- _Directions_:
Extract every line that contains the string "hromady".

- _Provided data_:
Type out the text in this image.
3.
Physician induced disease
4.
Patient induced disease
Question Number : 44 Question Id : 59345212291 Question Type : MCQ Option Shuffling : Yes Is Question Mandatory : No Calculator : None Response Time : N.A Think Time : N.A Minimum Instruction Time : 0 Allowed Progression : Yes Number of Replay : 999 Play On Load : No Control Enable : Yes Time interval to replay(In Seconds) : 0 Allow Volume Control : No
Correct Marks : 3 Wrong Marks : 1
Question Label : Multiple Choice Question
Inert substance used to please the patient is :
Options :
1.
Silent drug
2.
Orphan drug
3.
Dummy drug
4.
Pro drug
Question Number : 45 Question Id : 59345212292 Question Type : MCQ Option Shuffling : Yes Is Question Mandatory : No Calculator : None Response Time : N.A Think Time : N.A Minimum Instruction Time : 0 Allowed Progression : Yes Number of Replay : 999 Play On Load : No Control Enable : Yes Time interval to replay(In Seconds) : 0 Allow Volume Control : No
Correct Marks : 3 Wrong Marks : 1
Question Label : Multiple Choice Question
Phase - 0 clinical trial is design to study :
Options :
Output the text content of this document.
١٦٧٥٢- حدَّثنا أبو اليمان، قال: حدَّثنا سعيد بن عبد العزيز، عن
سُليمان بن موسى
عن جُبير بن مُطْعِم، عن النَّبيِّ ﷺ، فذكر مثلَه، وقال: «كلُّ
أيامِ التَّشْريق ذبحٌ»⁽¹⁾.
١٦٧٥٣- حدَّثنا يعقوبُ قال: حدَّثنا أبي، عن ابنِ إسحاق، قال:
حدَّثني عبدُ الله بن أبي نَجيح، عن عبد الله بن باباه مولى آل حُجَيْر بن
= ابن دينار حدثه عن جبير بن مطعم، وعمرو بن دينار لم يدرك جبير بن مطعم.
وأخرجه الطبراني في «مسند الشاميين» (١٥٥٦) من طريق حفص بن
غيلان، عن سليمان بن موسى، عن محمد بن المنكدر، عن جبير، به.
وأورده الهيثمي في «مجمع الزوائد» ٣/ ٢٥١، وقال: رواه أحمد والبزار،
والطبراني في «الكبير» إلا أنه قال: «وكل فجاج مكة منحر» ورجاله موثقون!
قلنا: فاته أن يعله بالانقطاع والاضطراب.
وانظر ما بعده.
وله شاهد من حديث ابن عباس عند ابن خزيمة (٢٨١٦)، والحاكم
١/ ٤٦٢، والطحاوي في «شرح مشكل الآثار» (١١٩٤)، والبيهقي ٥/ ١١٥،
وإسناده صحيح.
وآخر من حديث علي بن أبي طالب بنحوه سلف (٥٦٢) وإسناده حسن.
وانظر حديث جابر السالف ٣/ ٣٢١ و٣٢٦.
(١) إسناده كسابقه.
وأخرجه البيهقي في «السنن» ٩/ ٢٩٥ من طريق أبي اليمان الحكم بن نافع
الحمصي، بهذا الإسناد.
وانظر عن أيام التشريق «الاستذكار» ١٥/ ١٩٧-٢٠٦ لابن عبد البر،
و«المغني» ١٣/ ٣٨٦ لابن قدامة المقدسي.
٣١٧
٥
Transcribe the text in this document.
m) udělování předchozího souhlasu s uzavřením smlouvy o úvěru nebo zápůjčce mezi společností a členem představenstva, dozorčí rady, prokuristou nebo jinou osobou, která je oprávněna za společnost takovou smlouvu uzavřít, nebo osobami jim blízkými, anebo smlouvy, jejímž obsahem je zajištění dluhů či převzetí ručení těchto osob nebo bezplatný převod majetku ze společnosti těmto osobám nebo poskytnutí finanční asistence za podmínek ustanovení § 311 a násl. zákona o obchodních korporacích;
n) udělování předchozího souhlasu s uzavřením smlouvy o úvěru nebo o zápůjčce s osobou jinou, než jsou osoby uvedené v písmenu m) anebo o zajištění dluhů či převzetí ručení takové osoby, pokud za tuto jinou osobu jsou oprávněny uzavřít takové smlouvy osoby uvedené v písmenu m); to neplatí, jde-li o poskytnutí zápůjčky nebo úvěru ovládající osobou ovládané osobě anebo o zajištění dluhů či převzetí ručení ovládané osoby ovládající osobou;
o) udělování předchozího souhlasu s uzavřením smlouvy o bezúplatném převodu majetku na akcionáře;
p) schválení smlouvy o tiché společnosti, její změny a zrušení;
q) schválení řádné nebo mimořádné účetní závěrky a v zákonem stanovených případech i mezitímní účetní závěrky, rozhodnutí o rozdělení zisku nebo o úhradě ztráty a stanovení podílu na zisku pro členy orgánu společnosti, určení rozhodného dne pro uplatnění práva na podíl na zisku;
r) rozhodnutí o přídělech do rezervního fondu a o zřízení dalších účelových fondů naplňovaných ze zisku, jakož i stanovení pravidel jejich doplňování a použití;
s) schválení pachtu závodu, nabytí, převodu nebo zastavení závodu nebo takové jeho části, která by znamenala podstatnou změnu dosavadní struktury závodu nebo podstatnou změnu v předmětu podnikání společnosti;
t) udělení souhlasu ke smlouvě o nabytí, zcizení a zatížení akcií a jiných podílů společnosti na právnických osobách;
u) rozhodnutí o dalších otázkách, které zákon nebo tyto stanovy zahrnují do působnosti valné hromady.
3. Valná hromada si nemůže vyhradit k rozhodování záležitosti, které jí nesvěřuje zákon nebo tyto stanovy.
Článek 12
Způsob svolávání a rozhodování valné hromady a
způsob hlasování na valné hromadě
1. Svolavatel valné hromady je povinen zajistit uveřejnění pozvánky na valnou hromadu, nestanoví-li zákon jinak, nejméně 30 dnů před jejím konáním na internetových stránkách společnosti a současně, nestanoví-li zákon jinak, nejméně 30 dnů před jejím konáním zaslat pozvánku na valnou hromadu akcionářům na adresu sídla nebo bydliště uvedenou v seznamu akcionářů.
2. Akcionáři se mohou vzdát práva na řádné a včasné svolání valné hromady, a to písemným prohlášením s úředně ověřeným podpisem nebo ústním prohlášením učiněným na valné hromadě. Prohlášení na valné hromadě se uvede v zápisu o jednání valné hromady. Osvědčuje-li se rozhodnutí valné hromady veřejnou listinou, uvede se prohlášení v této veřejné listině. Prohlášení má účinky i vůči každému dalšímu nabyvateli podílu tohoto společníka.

- _Reply to the exercise_:
u) rozhodnutí o dalších otázkách, které zákon nebo tyto stanovy zahrnují do působnosti valné hromady.
Způsob svolávání a rozhodování valné hromady a
1. Svolavatel valné hromady je povinen zajistit uveřejnění pozvánky na valnou hromadu, nestanoví-li zákon jinak, nejméně 30 dnů před jejím konáním na internetových stránkách společnosti a současně, nestanoví-li zákon jinak, nejméně 30 dnů před jejím konáním zaslat pozvánku na valnou hromadu akcionářům na adresu sídla nebo bydliště uvedenou v seznamu akcionářů.
2. Akcionáři se mohou vzdát práva na řádné a včasné svolání valné hromady, a to písemným prohlášením s úředně ověřeným podpisem nebo ústním prohlášením učiněným na valné hromadě. Prohlášení na valné hromadě se uvede v zápisu o jednání valné hromady. Osvědčuje-li se rozhodnutí valné hromady veřejnou listinou, uvede se prohlášení v této veřejné listině. Prohlášení má účinky i vůči každému dalšímu nabyvateli podílu tohoto společníka.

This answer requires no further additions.